[Lines of data]
————

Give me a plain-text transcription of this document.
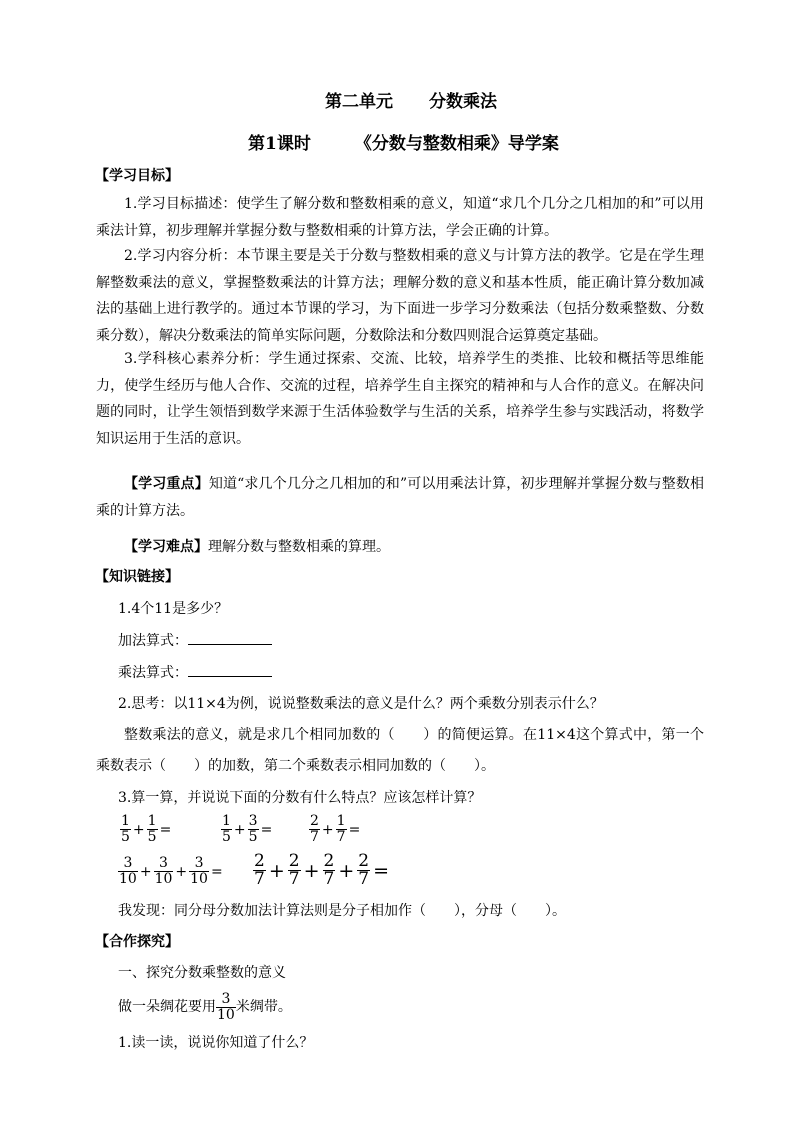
第二单元 分数乘法
第1课时	《分数与整数相乘》导学案
【学习目标】
1.学习目标描述：使学生了解分数和整数相乘的意义，知道“求几个几分之几相加的和”可以用乘法计算，初步理解并掌握分数与整数相乘的计算方法，学会正确的计算。
2.学习内容分析：本节课主要是关于分数与整数相乘的意义与计算方法的教学。它是在学生理解整数乘法的意义，掌握整数乘法的计算方法；理解分数的意义和基本性质，能正确计算分数加减法的基础上进行教学的。通过本节课的学习，为下面进一步学习分数乘法（包括分数乘整数、分数乘分数），解决分数乘法的简单实际问题，分数除法和分数四则混合运算奠定基础。
3.学科核心素养分析：学生通过探索、交流、比较，培养学生的类推、比较和概括等思维能力，使学生经历与他人合作、交流的过程，培养学生自主探究的精神和与人合作的意义。在解决问题的同时，让学生领悟到数学来源于生活体验数学与生活的关系，培养学生参与实践活动，将数学知识运用于生活的意识。
【学习重点】知道“求几个几分之几相加的和”可以用乘法计算，初步理解并掌握分数与整数相乘的计算方法。
【学习难点】理解分数与整数相乘的算理。
【知识链接】
1.4个11是多少？
加法算式：
乘法算式：
2.思考：以11×4为例，说说整数乘法的意义是什么？两个乘数分别表示什么？
整数乘法的意义，就是求几个相同加数的（　　）的简便运算。在11×4这个算式中，第一个乘数表示（　　）的加数，第二个乘数表示相同加数的（　　）。
3.算一算，并说说下面的分数有什么特点？应该怎样计算？
$\frac{1}{5} + \frac{1}{5}$ =	$\frac{1}{5} + \frac{3}{5}$ =	$\frac{2}{7} + \frac{1}{7}$ =
$\frac{3}{10} + \frac{3}{10} + \frac{3}{10} = \frac{2}{7} + \frac{2}{7} + \frac{2}{7} + \frac{2}{7}$ =
我发现：同分母分数加法计算法则是分子相加作（　　），分母（　　）。
【合作探究】
一、探究分数乘整数的意义
做一朵绸花要用 $\frac{3}{10}$ 米绸带。
1.读一读，说说你知道了什么？
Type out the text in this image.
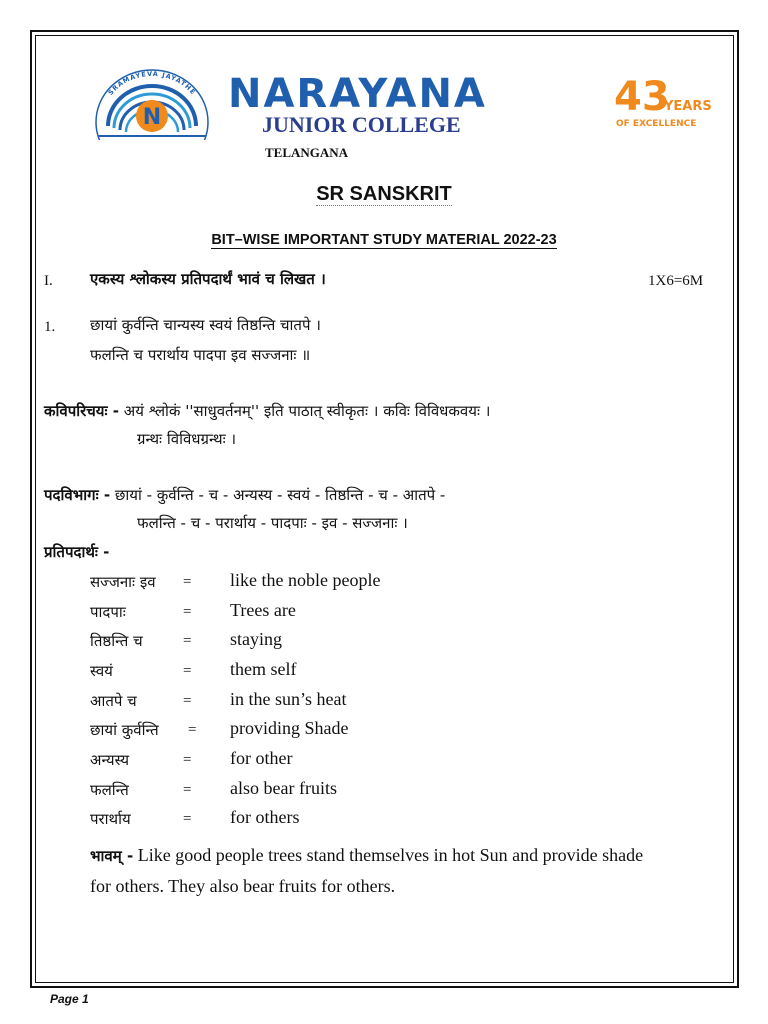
N
SRAMAYEVA JAYATHE NARAYANA
JUNIOR COLLEGE
TELANGANA
43
YEARS
OF EXCELLENCE
SR SANSKRIT
BIT–WISE IMPORTANT STUDY MATERIAL 2022-23
I. एकस्य श्लोकस्य प्रतिपदार्थं भावं च लिखत ।	1X6=6M
1. छायां कुर्वन्ति चान्यस्य स्वयं तिष्ठन्ति चातपे ।
फलन्ति च परार्थाय पादपा इव सज्जनाः ॥
कविपरिचयः - अयं श्लोकं ''साधुवर्तनम्'' इति पाठात् स्वीकृतः । कविः विविधकवयः ।
ग्रन्थः विविधग्रन्थः ।
पदविभागः - छायां - कुर्वन्ति - च - अन्यस्य - स्वयं - तिष्ठन्ति - च - आतपे -
फलन्ति - च - परार्थाय - पादपाः - इव - सज्जनाः ।
प्रतिपदार्थः -
सज्जनाः इव = like the noble people
पादपाः	= Trees are
तिष्ठन्ति च	= staying
स्वयं	= them self
आतपे च	= in the sun’s heat
छायां कुर्वन्ति = providing Shade
अन्यस्य	= for other
फलन्ति	= also bear fruits
परार्थाय	= for others
भावम् - Like good people trees stand themselves in hot Sun and provide shade for others. They also bear fruits for others.
Page 1
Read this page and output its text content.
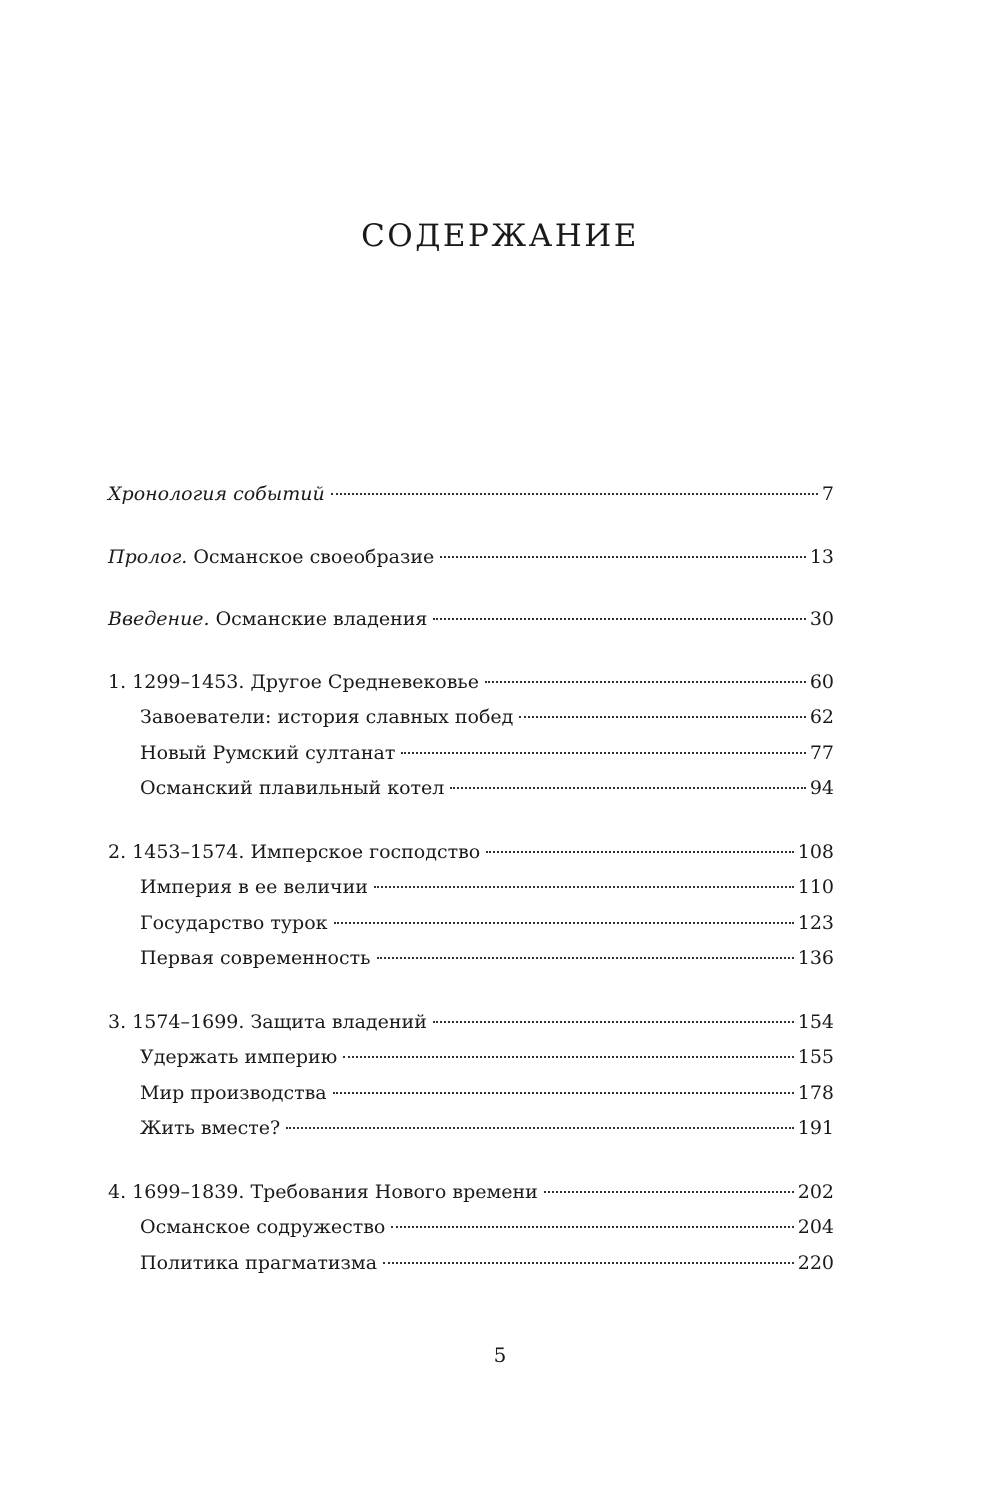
СОДЕРЖАНИЕ
Хронология событий	7
Пролог. Османское своеобразие	13
Введение. Османские владения	30
1. 1299–1453. Другое Средневековье	60
Завоеватели: история славных побед	62
Новый Румский султанат	77
Османский плавильный котел	94
2. 1453–1574. Имперское господство	108
Империя в ее величии	110
Государство турок	123
Первая современность	136
3. 1574–1699. Защита владений	154
Удержать империю	155
Мир производства	178
Жить вместе?	191
4. 1699–1839. Требования Нового времени	202
Османское содружество	204
Политика прагматизма	220
5
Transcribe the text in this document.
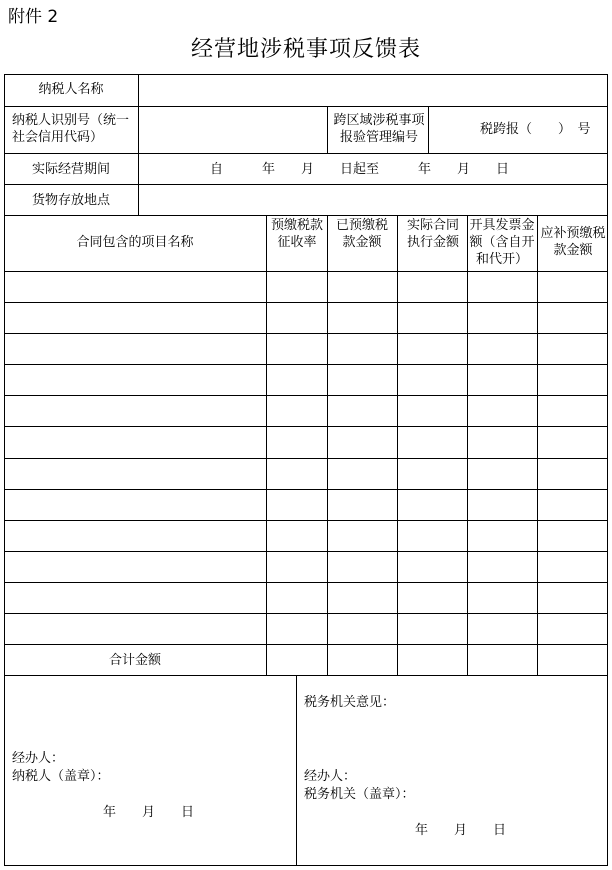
附件 2
经营地涉税事项反馈表
纳税人名称
纳税人识别号（统一社会信用代码）
跨区域涉税事项报验管理编号
税跨报（　　）　号
实际经营期间	自　　　年　　月　　日起至　　　年　　月　　日
货物存放地点
合同包含的项目名称
预缴税款征收率
已预缴税款金额
实际合同执行金额
开具发票金额（含自开和代开）
应补预缴税款金额
合计金额
经办人：
纳税人（盖章）：
年　　月　　日
税务机关意见：
经办人：
税务机关（盖章）：
年　　月　　日
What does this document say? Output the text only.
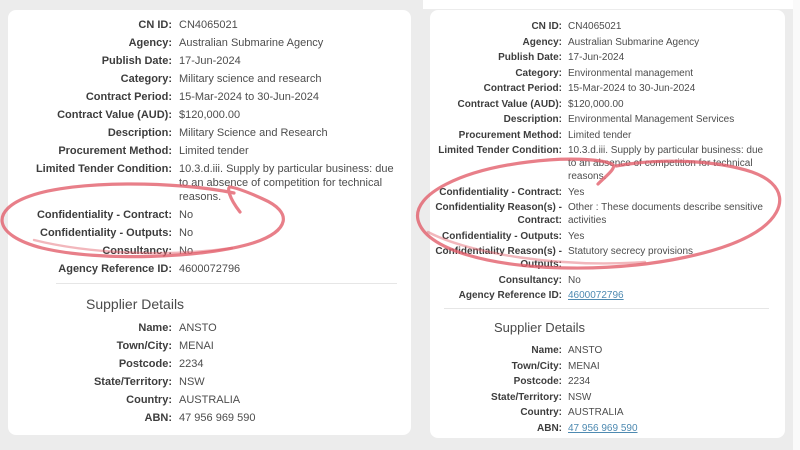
CN ID: CN4065021
Agency: Australian Submarine Agency
Publish Date: 17-Jun-2024
Category: Military science and research
Contract Period: 15-Mar-2024 to 30-Jun-2024
Contract Value (AUD): $120,000.00
Description: Military Science and Research
Procurement Method: Limited tender
Limited Tender Condition: 10.3.d.iii. Supply by particular business: due to an absence of competition for technical reasons.
Confidentiality - Contract: No
Confidentiality - Outputs: No
Consultancy: No
Agency Reference ID: 4600072796
Supplier Details
Name: ANSTO
Town/City: MENAI
Postcode: 2234
State/Territory: NSW
Country: AUSTRALIA
ABN: 47 956 969 590
CN ID: CN4065021
Agency: Australian Submarine Agency
Publish Date: 17-Jun-2024
Category: Environmental management
Contract Period: 15-Mar-2024 to 30-Jun-2024
Contract Value (AUD): $120,000.00
Description: Environmental Management Services
Procurement Method: Limited tender
Limited Tender Condition: 10.3.d.iii. Supply by particular business: due to an absence of competition for technical reasons.
Confidentiality - Contract: Yes
Confidentiality Reason(s) - Contract:
Other : These documents describe sensitive activities
Confidentiality - Outputs: Yes
Confidentiality Reason(s) - Outputs:
Statutory secrecy provisions
Consultancy: No
Agency Reference ID: 4600072796
Supplier Details
Name: ANSTO
Town/City: MENAI
Postcode: 2234
State/Territory: NSW
Country: AUSTRALIA
ABN: 47 956 969 590
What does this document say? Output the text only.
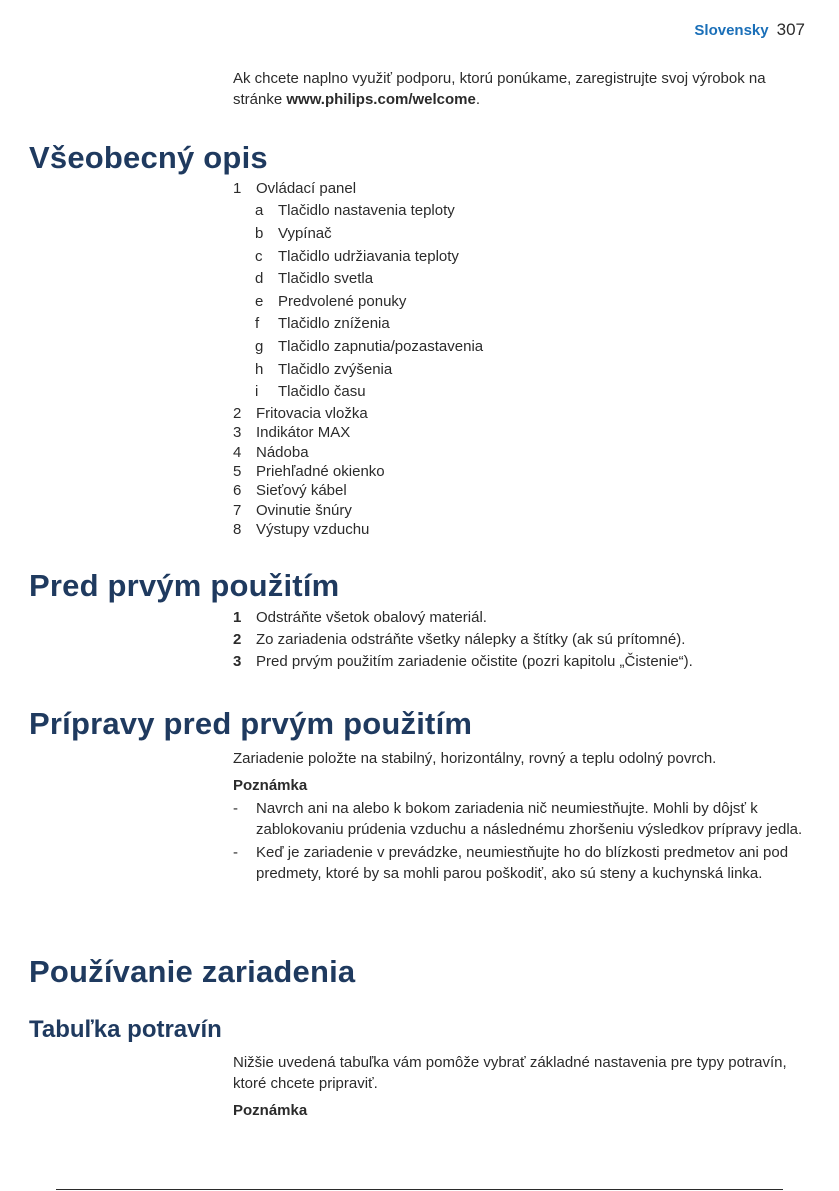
Slovensky 307
Ak chcete naplno využiť podporu, ktorú ponúkame, zaregistrujte svoj výrobok na stránke www.philips.com/welcome.
Všeobecný opis
1 Ovládací panel
a Tlačidlo nastavenia teploty
b Vypínač
c	Tlačidlo udržiavania teploty
d Tlačidlo svetla
e Predvolené ponuky
f	Tlačidlo zníženia
g Tlačidlo zapnutia/pozastavenia
h Tlačidlo zvýšenia
i	Tlačidlo času
2 Fritovacia vložka
3 Indikátor MAX
4 Nádoba
5 Priehľadné okienko
6 Sieťový kábel
7 Ovinutie šnúry
8 Výstupy vzduchu
Pred prvým použitím
1 Odstráňte všetok obalový materiál.
2 Zo zariadenia odstráňte všetky nálepky a štítky (ak sú prítomné).
3 Pred prvým použitím zariadenie očistite (pozri kapitolu „Čistenie“).
Prípravy pred prvým použitím

Zariadenie položte na stabilný, horizontálny, rovný a teplu odolný povrch.

Poznámka
-	Navrch ani na alebo k bokom zariadenia nič neumiestňujte. Mohli by dôjsť k zablokovaniu prúdenia vzduchu a následnému zhoršeniu výsledkov prípravy jedla.
-	Keď je zariadenie v prevádzke, neumiestňujte ho do blízkosti predmetov ani pod predmety, ktoré by sa mohli parou poškodiť, ako sú steny a kuchynská linka.
Používanie zariadenia
Tabuľka potravín

Nižšie uvedená tabuľka vám pomôže vybrať základné nastavenia pre typy potravín, ktoré chcete pripraviť.

Poznámka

————

● **WHAT YOU WILL DO**
Copy out every line of the material above exactly, skipping the pictures.

● **RESULT FOR THIS EXERCISE**
Give me a plain-text transcription of this document.
第二单元 分数乘法
第1课时	《分数与整数相乘》导学案
【学习目标】
1.学习目标描述：使学生了解分数和整数相乘的意义，知道“求几个几分之几相加的和”可以用乘法计算，初步理解并掌握分数与整数相乘的计算方法，学会正确的计算。
2.学习内容分析：本节课主要是关于分数与整数相乘的意义与计算方法的教学。它是在学生理解整数乘法的意义，掌握整数乘法的计算方法；理解分数的意义和基本性质，能正确计算分数加减法的基础上进行教学的。通过本节课的学习，为下面进一步学习分数乘法（包括分数乘整数、分数乘分数），解决分数乘法的简单实际问题，分数除法和分数四则混合运算奠定基础。
3.学科核心素养分析：学生通过探索、交流、比较，培养学生的类推、比较和概括等思维能力，使学生经历与他人合作、交流的过程，培养学生自主探究的精神和与人合作的意义。在解决问题的同时，让学生领悟到数学来源于生活体验数学与生活的关系，培养学生参与实践活动，将数学知识运用于生活的意识。
【学习重点】知道“求几个几分之几相加的和”可以用乘法计算，初步理解并掌握分数与整数相乘的计算方法。
【学习难点】理解分数与整数相乘的算理。
【知识链接】
1.4个11是多少？
加法算式：
乘法算式：
2.思考：以11×4为例，说说整数乘法的意义是什么？两个乘数分别表示什么？
整数乘法的意义，就是求几个相同加数的（　　）的简便运算。在11×4这个算式中，第一个乘数表示（　　）的加数，第二个乘数表示相同加数的（　　）。
3.算一算，并说说下面的分数有什么特点？应该怎样计算？
$\frac{1}{5} + \frac{1}{5}$ =	$\frac{1}{5} + \frac{3}{5}$ =	$\frac{2}{7} + \frac{1}{7}$ =
$\frac{3}{10} + \frac{3}{10} + \frac{3}{10} = \frac{2}{7} + \frac{2}{7} + \frac{2}{7} + \frac{2}{7}$ =
我发现：同分母分数加法计算法则是分子相加作（　　），分母（　　）。
【合作探究】
一、探究分数乘整数的意义
做一朵绸花要用 $\frac{3}{10}$ 米绸带。
1.读一读，说说你知道了什么？
Type out the text in this image.
N
SRAMAYEVA JAYATHE NARAYANA
JUNIOR COLLEGE
TELANGANA
43
YEARS
OF EXCELLENCE
SR SANSKRIT
BIT–WISE IMPORTANT STUDY MATERIAL 2022-23
I. एकस्य श्लोकस्य प्रतिपदार्थं भावं च लिखत ।	1X6=6M
1. छायां कुर्वन्ति चान्यस्य स्वयं तिष्ठन्ति चातपे ।
फलन्ति च परार्थाय पादपा इव सज्जनाः ॥
कविपरिचयः - अयं श्लोकं ''साधुवर्तनम्'' इति पाठात् स्वीकृतः । कविः विविधकवयः ।
ग्रन्थः विविधग्रन्थः ।
पदविभागः - छायां - कुर्वन्ति - च - अन्यस्य - स्वयं - तिष्ठन्ति - च - आतपे -
फलन्ति - च - परार्थाय - पादपाः - इव - सज्जनाः ।
प्रतिपदार्थः -
सज्जनाः इव = like the noble people
पादपाः	= Trees are
तिष्ठन्ति च	= staying
स्वयं	= them self
आतपे च	= in the sun’s heat
छायां कुर्वन्ति = providing Shade
अन्यस्य	= for other
फलन्ति	= also bear fruits
परार्थाय	= for others
भावम् - Like good people trees stand themselves in hot Sun and provide shade for others. They also bear fruits for others.
Page 1
Read this page and output its text content.
СОДЕРЖАНИЕ
Хронология событий	7
Пролог. Османское своеобразие	13
Введение. Османские владения	30
1. 1299–1453. Другое Средневековье	60
Завоеватели: история славных побед	62
Новый Румский султанат	77
Османский плавильный котел	94
2. 1453–1574. Имперское господство	108
Империя в ее величии	110
Государство турок	123
Первая современность	136
3. 1574–1699. Защита владений	154
Удержать империю	155
Мир производства	178
Жить вместе?	191
4. 1699–1839. Требования Нового времени	202
Османское содружество	204
Политика прагматизма	220
5
Transcribe the text in this document.
附件 2
经营地涉税事项反馈表
纳税人名称
纳税人识别号（统一社会信用代码）
跨区域涉税事项报验管理编号
税跨报（　　）　号
实际经营期间	自　　　年　　月　　日起至　　　年　　月　　日
货物存放地点
合同包含的项目名称
预缴税款征收率
已预缴税款金额
实际合同执行金额
开具发票金额（含自开和代开）
应补预缴税款金额
合计金额
经办人：
纳税人（盖章）：
年　　月　　日
税务机关意见：
经办人：
税务机关（盖章）：
年　　月　　日
What does this document say? Output the text only.
CN ID: CN4065021
Agency: Australian Submarine Agency
Publish Date: 17-Jun-2024
Category: Military science and research
Contract Period: 15-Mar-2024 to 30-Jun-2024
Contract Value (AUD): $120,000.00
Description: Military Science and Research
Procurement Method: Limited tender
Limited Tender Condition: 10.3.d.iii. Supply by particular business: due to an absence of competition for technical reasons.
Confidentiality - Contract: No
Confidentiality - Outputs: No
Consultancy: No
Agency Reference ID: 4600072796
Supplier Details
Name: ANSTO
Town/City: MENAI
Postcode: 2234
State/Territory: NSW
Country: AUSTRALIA
ABN: 47 956 969 590
CN ID: CN4065021
Agency: Australian Submarine Agency
Publish Date: 17-Jun-2024
Category: Environmental management
Contract Period: 15-Mar-2024 to 30-Jun-2024
Contract Value (AUD): $120,000.00
Description: Environmental Management Services
Procurement Method: Limited tender
Limited Tender Condition: 10.3.d.iii. Supply by particular business: due to an absence of competition for technical reasons.
Confidentiality - Contract: Yes
Confidentiality Reason(s) - Contract:
Other : These documents describe sensitive activities
Confidentiality - Outputs: Yes
Confidentiality Reason(s) - Outputs:
Statutory secrecy provisions
Consultancy: No
Agency Reference ID: 4600072796
Supplier Details
Name: ANSTO
Town/City: MENAI
Postcode: 2234
State/Territory: NSW
Country: AUSTRALIA
ABN: 47 956 969 590
What does this document say? Output the text only.
Slovensky 307
Ak chcete naplno využiť podporu, ktorú ponúkame, zaregistrujte svoj výrobok na stránke www.philips.com/welcome.
Všeobecný opis
1 Ovládací panel
a Tlačidlo nastavenia teploty
b Vypínač
c	Tlačidlo udržiavania teploty
d Tlačidlo svetla
e Predvolené ponuky
f	Tlačidlo zníženia
g Tlačidlo zapnutia/pozastavenia
h Tlačidlo zvýšenia
i	Tlačidlo času
2 Fritovacia vložka
3 Indikátor MAX
4 Nádoba
5 Priehľadné okienko
6 Sieťový kábel
7 Ovinutie šnúry
8 Výstupy vzduchu
Pred prvým použitím
1 Odstráňte všetok obalový materiál.
2 Zo zariadenia odstráňte všetky nálepky a štítky (ak sú prítomné).
3 Pred prvým použitím zariadenie očistite (pozri kapitolu „Čistenie“).
Prípravy pred prvým použitím

Zariadenie položte na stabilný, horizontálny, rovný a teplu odolný povrch.

Poznámka
-	Navrch ani na alebo k bokom zariadenia nič neumiestňujte. Mohli by dôjsť k zablokovaniu prúdenia vzduchu a následnému zhoršeniu výsledkov prípravy jedla.
-	Keď je zariadenie v prevádzke, neumiestňujte ho do blízkosti predmetov ani pod predmety, ktoré by sa mohli parou poškodiť, ako sú steny a kuchynská linka.
Používanie zariadenia
Tabuľka potravín

Nižšie uvedená tabuľka vám pomôže vybrať základné nastavenia pre typy potravín, ktoré chcete pripraviť.

Poznámka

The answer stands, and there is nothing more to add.